## AIM
Rename "forest-row" to "plot-row" wherever it occurs in the items, starting at the first line and ending at the line that contains "estimate-point: [619, 508, 629, 518]". Repeat those lines with no other changes.

## Box annotation data
= = =

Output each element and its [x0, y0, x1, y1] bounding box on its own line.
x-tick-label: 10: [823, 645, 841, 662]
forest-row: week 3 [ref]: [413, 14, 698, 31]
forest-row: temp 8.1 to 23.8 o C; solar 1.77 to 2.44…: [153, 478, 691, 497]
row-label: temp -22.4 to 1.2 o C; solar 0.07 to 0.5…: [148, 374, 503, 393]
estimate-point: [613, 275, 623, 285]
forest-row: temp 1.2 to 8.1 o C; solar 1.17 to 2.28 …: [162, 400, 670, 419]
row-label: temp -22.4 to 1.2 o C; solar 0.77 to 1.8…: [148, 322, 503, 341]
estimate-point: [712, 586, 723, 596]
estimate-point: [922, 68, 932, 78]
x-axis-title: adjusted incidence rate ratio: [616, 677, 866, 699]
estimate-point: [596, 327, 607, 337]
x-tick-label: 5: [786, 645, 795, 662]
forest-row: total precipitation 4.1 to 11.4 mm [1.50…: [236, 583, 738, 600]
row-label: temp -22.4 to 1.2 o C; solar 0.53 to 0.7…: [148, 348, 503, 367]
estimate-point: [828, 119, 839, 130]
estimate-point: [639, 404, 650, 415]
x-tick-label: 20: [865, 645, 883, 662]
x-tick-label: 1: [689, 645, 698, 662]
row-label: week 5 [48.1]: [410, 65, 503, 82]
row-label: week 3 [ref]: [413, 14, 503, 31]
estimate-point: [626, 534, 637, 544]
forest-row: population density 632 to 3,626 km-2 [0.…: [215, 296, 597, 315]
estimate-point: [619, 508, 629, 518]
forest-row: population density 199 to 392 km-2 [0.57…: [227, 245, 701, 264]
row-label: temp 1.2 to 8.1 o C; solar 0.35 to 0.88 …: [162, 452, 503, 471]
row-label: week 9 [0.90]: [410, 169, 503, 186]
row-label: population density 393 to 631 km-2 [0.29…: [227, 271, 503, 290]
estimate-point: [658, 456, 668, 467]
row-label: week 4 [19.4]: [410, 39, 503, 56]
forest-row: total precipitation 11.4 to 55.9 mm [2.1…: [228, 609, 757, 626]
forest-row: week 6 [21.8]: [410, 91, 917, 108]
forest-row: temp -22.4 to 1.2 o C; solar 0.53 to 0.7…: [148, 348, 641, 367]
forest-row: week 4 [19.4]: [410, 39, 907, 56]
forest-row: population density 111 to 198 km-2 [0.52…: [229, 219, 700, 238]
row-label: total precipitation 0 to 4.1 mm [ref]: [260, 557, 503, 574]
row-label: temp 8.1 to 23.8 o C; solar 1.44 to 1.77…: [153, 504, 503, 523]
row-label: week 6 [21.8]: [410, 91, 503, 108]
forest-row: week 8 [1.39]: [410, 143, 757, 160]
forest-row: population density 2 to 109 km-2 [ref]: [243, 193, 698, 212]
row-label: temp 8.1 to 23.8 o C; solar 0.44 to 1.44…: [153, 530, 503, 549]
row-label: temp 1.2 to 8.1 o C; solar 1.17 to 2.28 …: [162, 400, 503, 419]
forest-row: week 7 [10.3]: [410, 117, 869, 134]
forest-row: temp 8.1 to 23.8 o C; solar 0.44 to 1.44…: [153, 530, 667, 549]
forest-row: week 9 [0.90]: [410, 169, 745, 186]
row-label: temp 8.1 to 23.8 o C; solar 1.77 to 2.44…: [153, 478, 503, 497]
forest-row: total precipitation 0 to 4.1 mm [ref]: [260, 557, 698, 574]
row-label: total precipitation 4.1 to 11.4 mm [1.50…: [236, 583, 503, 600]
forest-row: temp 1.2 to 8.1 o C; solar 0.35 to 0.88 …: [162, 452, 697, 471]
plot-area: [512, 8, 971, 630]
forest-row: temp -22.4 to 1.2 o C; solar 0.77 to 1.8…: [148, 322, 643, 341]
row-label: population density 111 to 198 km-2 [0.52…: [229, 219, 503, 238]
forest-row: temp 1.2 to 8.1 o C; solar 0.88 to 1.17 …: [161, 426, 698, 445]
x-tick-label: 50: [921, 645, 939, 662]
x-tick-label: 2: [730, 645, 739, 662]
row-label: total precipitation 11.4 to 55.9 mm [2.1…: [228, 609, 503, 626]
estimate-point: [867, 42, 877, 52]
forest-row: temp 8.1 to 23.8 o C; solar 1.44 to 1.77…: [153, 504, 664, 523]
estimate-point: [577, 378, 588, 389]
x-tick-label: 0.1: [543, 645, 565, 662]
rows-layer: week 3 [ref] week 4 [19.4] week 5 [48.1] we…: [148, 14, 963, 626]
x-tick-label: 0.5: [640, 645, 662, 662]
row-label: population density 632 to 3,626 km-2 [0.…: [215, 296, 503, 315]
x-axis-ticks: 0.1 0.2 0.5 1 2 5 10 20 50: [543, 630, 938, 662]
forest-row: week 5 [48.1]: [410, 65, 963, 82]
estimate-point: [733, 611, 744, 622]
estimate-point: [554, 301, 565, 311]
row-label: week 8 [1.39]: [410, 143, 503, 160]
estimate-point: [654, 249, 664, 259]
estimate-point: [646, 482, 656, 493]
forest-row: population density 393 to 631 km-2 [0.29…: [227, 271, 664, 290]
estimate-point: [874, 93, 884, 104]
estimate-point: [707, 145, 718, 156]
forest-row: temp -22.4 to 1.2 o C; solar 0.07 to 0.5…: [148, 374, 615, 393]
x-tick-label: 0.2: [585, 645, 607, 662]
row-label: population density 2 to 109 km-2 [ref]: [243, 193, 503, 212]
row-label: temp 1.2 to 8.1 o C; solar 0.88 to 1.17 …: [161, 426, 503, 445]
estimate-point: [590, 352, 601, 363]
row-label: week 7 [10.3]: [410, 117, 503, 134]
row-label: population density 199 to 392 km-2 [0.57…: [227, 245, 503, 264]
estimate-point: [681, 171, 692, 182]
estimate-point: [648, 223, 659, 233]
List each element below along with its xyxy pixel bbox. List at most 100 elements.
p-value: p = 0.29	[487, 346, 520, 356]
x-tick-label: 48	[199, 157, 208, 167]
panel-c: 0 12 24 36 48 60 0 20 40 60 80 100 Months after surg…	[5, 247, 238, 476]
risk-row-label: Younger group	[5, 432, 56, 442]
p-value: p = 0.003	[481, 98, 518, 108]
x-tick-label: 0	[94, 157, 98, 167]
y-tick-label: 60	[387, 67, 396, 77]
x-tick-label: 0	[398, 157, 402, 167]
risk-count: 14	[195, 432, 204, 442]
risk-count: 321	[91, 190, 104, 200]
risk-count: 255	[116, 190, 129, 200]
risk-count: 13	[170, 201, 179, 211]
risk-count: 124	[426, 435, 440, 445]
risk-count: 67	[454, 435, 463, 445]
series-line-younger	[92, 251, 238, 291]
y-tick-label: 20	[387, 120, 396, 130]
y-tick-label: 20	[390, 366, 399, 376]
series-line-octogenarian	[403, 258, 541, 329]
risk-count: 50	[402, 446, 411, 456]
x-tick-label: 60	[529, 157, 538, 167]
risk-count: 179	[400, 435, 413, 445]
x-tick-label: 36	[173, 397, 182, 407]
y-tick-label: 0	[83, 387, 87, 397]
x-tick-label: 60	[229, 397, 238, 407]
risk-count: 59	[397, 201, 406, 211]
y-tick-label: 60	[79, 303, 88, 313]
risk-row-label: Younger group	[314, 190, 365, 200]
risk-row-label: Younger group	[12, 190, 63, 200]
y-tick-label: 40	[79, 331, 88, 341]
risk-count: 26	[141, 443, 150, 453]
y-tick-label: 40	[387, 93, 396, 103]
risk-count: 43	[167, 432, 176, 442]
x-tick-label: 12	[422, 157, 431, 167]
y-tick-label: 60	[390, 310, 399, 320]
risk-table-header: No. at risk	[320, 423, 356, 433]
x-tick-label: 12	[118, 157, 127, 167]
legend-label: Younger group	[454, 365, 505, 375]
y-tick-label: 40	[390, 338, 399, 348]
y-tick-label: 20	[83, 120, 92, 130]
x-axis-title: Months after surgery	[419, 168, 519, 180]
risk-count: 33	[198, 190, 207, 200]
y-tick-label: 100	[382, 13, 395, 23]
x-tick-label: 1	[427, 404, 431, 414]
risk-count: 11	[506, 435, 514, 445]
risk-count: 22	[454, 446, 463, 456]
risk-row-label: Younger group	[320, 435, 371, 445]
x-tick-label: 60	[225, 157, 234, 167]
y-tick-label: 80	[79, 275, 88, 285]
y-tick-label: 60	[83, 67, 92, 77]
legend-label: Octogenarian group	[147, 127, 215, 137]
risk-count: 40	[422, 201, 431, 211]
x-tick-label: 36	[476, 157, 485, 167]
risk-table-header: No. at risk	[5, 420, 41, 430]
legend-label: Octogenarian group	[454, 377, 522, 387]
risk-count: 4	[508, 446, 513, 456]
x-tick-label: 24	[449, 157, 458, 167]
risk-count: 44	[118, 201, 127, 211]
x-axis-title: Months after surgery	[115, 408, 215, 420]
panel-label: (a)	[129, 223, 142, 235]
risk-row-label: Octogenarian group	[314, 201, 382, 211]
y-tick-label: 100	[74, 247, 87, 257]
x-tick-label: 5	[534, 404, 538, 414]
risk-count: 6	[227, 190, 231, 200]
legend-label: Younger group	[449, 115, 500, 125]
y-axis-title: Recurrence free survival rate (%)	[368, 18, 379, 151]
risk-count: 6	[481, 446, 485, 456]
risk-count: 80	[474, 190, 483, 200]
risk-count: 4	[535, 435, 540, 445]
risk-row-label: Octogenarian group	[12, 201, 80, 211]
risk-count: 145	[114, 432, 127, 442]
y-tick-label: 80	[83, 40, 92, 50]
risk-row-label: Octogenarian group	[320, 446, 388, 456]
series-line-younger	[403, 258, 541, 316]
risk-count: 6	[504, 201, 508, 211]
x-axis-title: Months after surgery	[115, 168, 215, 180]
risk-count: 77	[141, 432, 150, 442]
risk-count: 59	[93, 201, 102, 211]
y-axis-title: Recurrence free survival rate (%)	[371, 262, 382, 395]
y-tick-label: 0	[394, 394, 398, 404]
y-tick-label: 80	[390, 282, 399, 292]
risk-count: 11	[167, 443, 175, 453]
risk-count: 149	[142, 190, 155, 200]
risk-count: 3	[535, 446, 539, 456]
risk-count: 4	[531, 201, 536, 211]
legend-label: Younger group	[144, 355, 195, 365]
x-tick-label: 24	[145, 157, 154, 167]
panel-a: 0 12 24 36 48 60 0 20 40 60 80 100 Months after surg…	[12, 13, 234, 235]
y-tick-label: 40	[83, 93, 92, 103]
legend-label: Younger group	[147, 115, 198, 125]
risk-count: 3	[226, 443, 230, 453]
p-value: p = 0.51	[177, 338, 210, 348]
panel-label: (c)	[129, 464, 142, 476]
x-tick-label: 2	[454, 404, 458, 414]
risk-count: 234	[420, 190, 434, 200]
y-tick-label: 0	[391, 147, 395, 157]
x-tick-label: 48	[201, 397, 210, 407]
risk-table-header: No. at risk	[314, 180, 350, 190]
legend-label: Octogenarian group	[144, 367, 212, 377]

= = =

## SOLUTION BELOW
Output each element and its [x0, y0, x1, y1] bounding box on its own line.
x-tick-label: 10: [823, 645, 841, 662]
plot-row: week 3 [ref]: [413, 14, 698, 31]
plot-row: temp 8.1 to 23.8 o C; solar 1.77 to 2.44…: [153, 478, 691, 497]
row-label: temp -22.4 to 1.2 o C; solar 0.07 to 0.5…: [148, 374, 503, 393]
estimate-point: [613, 275, 623, 285]
plot-row: temp 1.2 to 8.1 o C; solar 1.17 to 2.28 …: [162, 400, 670, 419]
row-label: temp -22.4 to 1.2 o C; solar 0.77 to 1.8…: [148, 322, 503, 341]
estimate-point: [712, 586, 723, 596]
estimate-point: [922, 68, 932, 78]
x-axis-title: adjusted incidence rate ratio: [616, 677, 866, 699]
estimate-point: [596, 327, 607, 337]
x-tick-label: 5: [786, 645, 795, 662]
plot-row: total precipitation 4.1 to 11.4 mm [1.50…: [236, 583, 738, 600]
row-label: temp -22.4 to 1.2 o C; solar 0.53 to 0.7…: [148, 348, 503, 367]
estimate-point: [828, 119, 839, 130]
estimate-point: [639, 404, 650, 415]
x-tick-label: 20: [865, 645, 883, 662]
x-tick-label: 1: [689, 645, 698, 662]
row-label: week 5 [48.1]: [410, 65, 503, 82]
row-label: week 3 [ref]: [413, 14, 503, 31]
estimate-point: [626, 534, 637, 544]
plot-row: population density 632 to 3,626 km-2 [0.…: [215, 296, 597, 315]
estimate-point: [619, 508, 629, 518]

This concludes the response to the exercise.